◆ **Exercise brief**
Using the records provided below, locate and copy each line that contains the word "next".

◆ **Data rows**
===

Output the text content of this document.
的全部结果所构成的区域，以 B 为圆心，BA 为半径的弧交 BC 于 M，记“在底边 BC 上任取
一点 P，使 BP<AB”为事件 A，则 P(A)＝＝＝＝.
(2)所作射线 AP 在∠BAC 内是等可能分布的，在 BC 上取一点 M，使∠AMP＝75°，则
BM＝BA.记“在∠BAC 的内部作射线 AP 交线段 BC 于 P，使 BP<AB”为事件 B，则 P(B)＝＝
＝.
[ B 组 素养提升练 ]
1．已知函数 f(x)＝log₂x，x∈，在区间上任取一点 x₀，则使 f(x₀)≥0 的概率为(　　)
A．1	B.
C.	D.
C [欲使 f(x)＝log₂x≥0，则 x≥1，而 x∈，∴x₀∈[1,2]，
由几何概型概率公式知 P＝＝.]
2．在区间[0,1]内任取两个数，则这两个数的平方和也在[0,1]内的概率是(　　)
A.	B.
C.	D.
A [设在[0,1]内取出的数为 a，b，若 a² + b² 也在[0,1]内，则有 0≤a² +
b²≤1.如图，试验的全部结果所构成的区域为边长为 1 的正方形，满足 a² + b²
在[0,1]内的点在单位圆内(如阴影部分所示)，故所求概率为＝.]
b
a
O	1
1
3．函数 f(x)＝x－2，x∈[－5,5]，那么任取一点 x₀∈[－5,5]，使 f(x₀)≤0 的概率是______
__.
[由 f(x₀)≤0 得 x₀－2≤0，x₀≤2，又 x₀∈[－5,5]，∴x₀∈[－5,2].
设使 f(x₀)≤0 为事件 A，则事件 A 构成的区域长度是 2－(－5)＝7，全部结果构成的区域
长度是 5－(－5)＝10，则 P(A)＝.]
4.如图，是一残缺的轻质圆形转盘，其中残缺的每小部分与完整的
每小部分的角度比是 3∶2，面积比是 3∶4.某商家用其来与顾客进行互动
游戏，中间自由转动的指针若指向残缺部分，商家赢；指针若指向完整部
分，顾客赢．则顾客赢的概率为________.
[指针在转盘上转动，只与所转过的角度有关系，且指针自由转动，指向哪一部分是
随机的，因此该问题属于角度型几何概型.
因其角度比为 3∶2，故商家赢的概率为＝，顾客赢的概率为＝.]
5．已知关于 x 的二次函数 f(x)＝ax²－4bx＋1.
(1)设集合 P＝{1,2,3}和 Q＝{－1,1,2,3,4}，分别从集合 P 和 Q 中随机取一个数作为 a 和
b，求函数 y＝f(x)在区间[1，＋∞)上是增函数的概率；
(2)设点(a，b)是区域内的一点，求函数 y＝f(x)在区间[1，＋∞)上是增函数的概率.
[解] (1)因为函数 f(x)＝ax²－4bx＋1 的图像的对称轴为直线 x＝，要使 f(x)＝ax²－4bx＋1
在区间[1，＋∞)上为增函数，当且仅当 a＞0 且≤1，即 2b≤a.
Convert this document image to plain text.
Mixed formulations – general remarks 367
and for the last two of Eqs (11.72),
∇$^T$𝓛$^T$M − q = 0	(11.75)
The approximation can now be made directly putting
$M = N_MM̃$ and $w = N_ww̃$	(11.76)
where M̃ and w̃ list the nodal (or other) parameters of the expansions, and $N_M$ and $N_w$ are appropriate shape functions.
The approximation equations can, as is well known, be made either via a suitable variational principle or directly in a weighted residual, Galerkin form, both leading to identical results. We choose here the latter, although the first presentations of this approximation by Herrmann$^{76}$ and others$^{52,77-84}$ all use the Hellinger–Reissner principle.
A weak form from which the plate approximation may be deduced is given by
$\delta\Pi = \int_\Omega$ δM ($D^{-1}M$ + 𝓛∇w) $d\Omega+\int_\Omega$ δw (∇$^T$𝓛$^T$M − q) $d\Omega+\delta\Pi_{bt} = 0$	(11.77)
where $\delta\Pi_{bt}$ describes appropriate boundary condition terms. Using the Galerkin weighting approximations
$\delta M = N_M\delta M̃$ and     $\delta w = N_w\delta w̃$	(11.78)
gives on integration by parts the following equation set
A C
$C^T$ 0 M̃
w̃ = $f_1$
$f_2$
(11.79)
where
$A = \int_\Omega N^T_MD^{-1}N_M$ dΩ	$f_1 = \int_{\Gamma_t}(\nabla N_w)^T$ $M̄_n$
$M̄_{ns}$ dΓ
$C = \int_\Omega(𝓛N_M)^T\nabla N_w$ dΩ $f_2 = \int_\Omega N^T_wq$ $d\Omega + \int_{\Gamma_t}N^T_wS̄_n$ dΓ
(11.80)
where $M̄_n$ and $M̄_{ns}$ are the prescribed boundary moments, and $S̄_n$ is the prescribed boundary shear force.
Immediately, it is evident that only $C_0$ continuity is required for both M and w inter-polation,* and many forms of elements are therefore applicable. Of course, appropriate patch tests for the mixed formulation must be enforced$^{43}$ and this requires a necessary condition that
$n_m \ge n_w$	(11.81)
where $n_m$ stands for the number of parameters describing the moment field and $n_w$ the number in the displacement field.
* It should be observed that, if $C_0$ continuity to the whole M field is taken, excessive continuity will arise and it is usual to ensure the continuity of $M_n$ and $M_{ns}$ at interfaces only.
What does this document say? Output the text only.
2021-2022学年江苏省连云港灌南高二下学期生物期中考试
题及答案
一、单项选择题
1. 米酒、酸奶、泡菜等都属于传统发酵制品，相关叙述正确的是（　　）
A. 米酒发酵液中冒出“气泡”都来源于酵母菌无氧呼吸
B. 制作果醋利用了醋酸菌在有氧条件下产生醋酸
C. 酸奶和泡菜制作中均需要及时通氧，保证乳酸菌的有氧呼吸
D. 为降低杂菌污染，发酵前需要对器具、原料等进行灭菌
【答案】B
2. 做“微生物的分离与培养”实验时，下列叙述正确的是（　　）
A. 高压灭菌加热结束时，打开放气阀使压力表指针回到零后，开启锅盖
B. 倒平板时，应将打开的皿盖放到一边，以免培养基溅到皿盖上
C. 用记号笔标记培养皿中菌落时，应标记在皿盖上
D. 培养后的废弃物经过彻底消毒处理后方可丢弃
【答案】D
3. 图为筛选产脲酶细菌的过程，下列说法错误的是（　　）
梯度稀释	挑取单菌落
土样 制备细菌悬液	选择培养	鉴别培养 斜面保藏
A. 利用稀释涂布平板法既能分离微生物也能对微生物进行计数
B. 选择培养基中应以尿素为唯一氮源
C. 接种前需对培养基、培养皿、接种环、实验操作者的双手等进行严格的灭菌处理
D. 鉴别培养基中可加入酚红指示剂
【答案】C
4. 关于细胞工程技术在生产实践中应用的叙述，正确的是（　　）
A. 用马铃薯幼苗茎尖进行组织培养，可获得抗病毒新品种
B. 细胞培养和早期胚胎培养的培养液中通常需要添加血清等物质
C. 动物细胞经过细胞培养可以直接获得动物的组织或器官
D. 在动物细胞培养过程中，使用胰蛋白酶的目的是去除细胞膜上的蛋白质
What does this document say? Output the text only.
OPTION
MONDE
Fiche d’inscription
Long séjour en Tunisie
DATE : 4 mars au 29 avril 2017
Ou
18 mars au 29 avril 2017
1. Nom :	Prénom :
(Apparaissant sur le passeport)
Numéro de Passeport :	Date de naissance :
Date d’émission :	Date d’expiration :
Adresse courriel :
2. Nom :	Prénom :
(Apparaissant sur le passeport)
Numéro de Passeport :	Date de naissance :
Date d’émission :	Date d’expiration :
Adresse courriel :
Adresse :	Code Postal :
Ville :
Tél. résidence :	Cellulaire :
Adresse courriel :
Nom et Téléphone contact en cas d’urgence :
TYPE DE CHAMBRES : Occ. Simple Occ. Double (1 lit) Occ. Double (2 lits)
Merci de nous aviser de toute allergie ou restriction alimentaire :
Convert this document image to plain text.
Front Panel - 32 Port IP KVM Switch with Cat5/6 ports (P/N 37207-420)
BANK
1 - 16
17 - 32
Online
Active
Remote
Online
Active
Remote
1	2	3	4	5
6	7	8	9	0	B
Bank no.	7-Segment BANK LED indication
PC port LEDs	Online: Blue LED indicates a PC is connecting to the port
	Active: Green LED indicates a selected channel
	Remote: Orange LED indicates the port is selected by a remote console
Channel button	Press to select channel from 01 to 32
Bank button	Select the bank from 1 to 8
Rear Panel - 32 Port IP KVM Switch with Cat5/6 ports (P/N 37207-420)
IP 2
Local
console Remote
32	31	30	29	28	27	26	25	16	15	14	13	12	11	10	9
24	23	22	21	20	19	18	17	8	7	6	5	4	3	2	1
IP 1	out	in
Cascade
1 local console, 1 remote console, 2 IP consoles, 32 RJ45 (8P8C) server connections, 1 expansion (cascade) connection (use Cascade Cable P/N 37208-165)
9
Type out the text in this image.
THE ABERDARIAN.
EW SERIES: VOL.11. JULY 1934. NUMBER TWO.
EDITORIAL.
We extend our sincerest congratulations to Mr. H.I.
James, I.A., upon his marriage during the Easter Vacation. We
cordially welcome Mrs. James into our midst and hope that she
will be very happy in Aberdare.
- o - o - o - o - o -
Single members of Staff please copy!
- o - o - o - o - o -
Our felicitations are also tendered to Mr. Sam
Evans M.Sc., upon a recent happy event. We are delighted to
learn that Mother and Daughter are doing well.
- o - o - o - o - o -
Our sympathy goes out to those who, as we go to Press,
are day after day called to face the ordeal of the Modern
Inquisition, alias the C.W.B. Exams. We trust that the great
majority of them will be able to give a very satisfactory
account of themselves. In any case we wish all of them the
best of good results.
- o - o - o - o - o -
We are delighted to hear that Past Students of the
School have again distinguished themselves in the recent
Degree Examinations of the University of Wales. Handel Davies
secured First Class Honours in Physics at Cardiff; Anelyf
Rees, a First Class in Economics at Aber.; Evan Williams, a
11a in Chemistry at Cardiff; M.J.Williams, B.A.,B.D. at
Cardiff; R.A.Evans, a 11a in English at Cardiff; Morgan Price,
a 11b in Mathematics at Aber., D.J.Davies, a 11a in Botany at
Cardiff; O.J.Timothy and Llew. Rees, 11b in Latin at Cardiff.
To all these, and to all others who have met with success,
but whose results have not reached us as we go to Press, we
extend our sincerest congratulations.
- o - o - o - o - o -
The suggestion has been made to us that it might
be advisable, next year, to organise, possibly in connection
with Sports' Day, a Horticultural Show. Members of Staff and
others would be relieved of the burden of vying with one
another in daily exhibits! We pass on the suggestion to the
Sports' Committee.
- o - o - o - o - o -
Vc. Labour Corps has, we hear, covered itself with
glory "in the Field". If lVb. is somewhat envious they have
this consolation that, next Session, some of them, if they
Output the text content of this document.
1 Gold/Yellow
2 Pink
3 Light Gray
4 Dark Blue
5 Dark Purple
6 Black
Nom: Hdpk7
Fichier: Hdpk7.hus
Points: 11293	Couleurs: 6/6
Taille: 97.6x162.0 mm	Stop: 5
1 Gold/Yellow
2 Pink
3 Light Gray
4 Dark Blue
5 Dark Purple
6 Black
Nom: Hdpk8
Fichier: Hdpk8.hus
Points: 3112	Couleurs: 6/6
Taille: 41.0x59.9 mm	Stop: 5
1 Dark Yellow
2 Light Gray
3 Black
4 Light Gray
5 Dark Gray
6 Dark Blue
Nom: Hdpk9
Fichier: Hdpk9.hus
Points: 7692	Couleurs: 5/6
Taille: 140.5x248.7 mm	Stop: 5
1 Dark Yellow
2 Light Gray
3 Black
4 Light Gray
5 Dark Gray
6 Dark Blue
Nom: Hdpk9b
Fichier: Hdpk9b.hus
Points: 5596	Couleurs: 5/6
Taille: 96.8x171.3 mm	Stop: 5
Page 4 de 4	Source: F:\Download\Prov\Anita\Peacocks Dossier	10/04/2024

===

◆ **Output for this exercise**
be advisable, next year, to organise, possibly in connection
this consolation that, next Session, some of them, if they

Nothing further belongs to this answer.